— start of Excerpted data —

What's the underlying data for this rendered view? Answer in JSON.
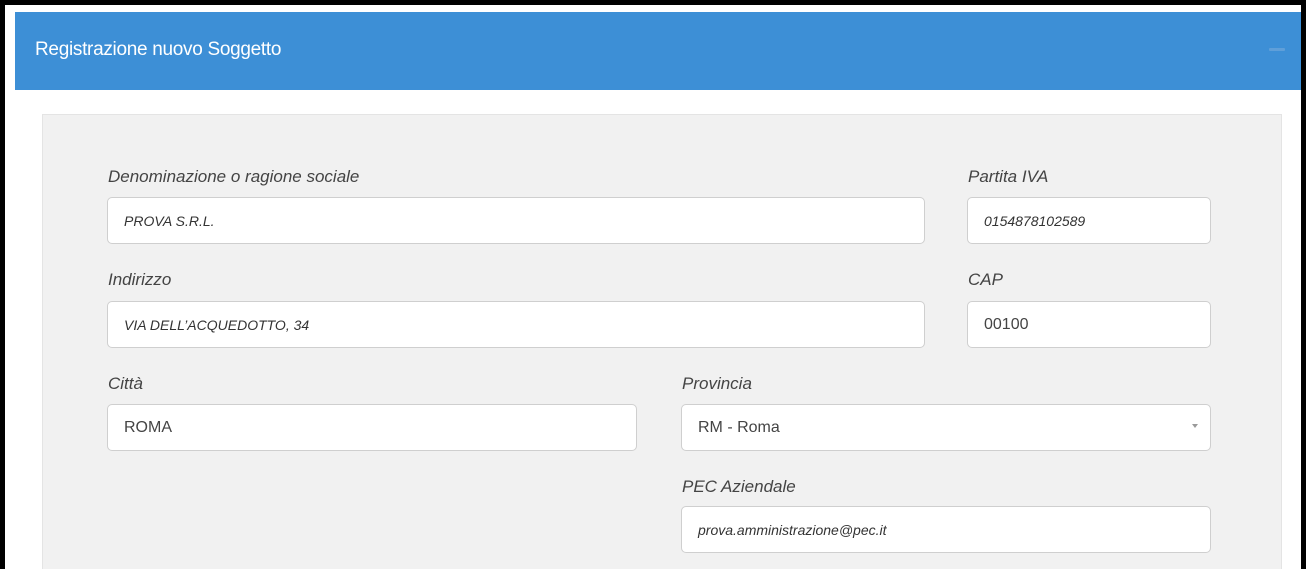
{
  "header": {
    "title": "Registrazione nuovo Soggetto"
  },
  "form": {
    "denominazione": {
      "label": "Denominazione o ragione sociale",
      "value": "PROVA S.R.L."
    },
    "partita_iva": {
      "label": "Partita IVA",
      "value": "0154878102589"
    },
    "indirizzo": {
      "label": "Indirizzo",
      "value": "VIA DELL’ACQUEDOTTO, 34"
    },
    "cap": {
      "label": "CAP",
      "value": "00100"
    },
    "citta": {
      "label": "Città",
      "value": "ROMA"
    },
    "provincia": {
      "label": "Provincia",
      "value": "RM - Roma"
    },
    "pec": {
      "label": "PEC Aziendale",
      "value": "prova.amministrazione@pec.it"
    }
  },
  "colors": {
    "header_bg": "#3d8fd6",
    "panel_bg": "#f1f1f1",
    "input_border": "#cfcfcf"
  }
}
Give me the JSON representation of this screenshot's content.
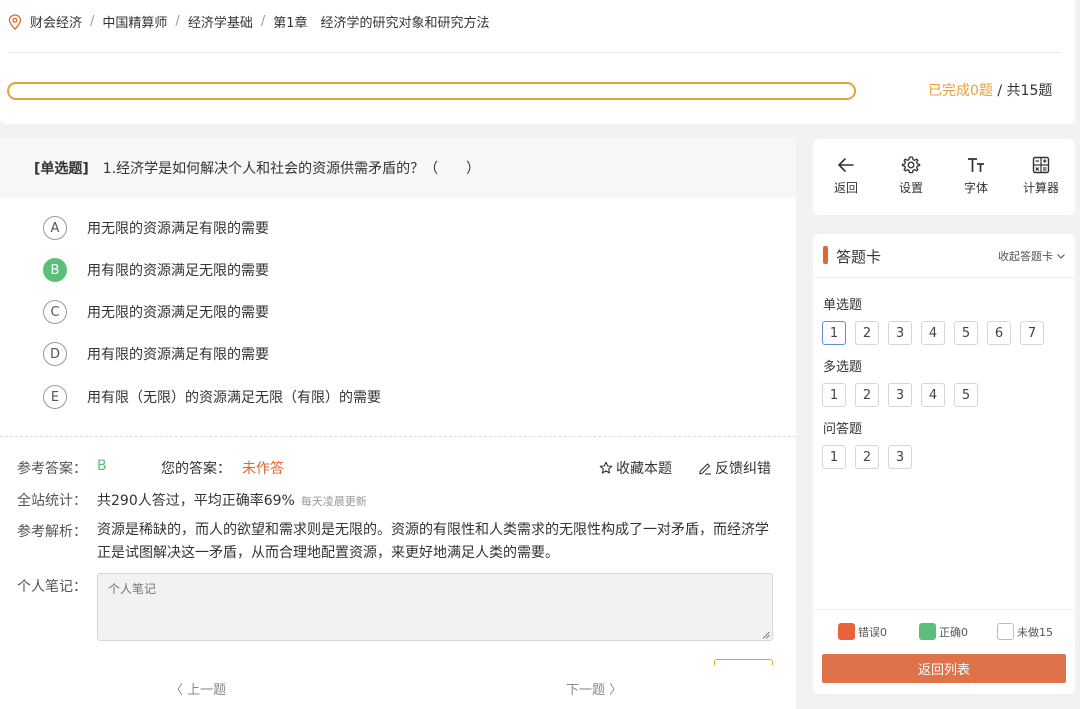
{
  "breadcrumb": {
    "items": [
      "财会经济",
      "中国精算师",
      "经济学基础",
      "第1章　经济学的研究对象和研究方法"
    ],
    "separator": "/"
  },
  "progress": {
    "completed_label": "已完成0题",
    "total_label": "/ 共15题",
    "fraction": 0
  },
  "question": {
    "type_label": "[单选题]",
    "text": "1.经济学是如何解决个人和社会的资源供需矛盾的？（　　）",
    "options": [
      {
        "letter": "A",
        "text": "用无限的资源满足有限的需要",
        "selected": false
      },
      {
        "letter": "B",
        "text": "用有限的资源满足无限的需要",
        "selected": true
      },
      {
        "letter": "C",
        "text": "用无限的资源满足无限的需要",
        "selected": false
      },
      {
        "letter": "D",
        "text": "用有限的资源满足有限的需要",
        "selected": false
      },
      {
        "letter": "E",
        "text": "用有限（无限）的资源满足无限（有限）的需要",
        "selected": false
      }
    ]
  },
  "answer": {
    "ref_label": "参考答案：",
    "ref_value": "B",
    "your_label": "您的答案：",
    "your_value": "未作答",
    "favorite_label": "收藏本题",
    "feedback_label": "反馈纠错"
  },
  "stats": {
    "label": "全站统计：",
    "value": "共290人答过，平均正确率69%",
    "note": "每天凌晨更新"
  },
  "analysis": {
    "label": "参考解析：",
    "text": "资源是稀缺的，而人的欲望和需求则是无限的。资源的有限性和人类需求的无限性构成了一对矛盾，而经济学正是试图解决这一矛盾，从而合理地配置资源，来更好地满足人类的需要。"
  },
  "notes": {
    "label": "个人笔记：",
    "placeholder": "个人笔记"
  },
  "nav": {
    "prev_label": "上一题",
    "next_label": "下一题"
  },
  "tools": {
    "back": "返回",
    "settings": "设置",
    "font": "字体",
    "calculator": "计算器"
  },
  "card": {
    "title": "答题卡",
    "collapse_label": "收起答题卡",
    "sections": [
      {
        "title": "单选题",
        "numbers": [
          "1",
          "2",
          "3",
          "4",
          "5",
          "6",
          "7"
        ]
      },
      {
        "title": "多选题",
        "numbers": [
          "1",
          "2",
          "3",
          "4",
          "5"
        ]
      },
      {
        "title": "问答题",
        "numbers": [
          "1",
          "2",
          "3"
        ]
      }
    ],
    "legend": {
      "wrong": "错误0",
      "right": "正确0",
      "undone": "未做15"
    },
    "return_label": "返回列表"
  },
  "colors": {
    "accent_orange": "#e8a13a",
    "correct_green": "#5bbf7a",
    "wrong_red": "#e0672e",
    "return_button": "#e0724a",
    "current_blue": "#5b8fd8"
  }
}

— end of Excerpted data —

### [What you will do]
Return a copy of every line that includes the word "letter".

### [Output]
        "letter": "A",
        "letter": "B",
        "letter": "C",
        "letter": "D",
        "letter": "E",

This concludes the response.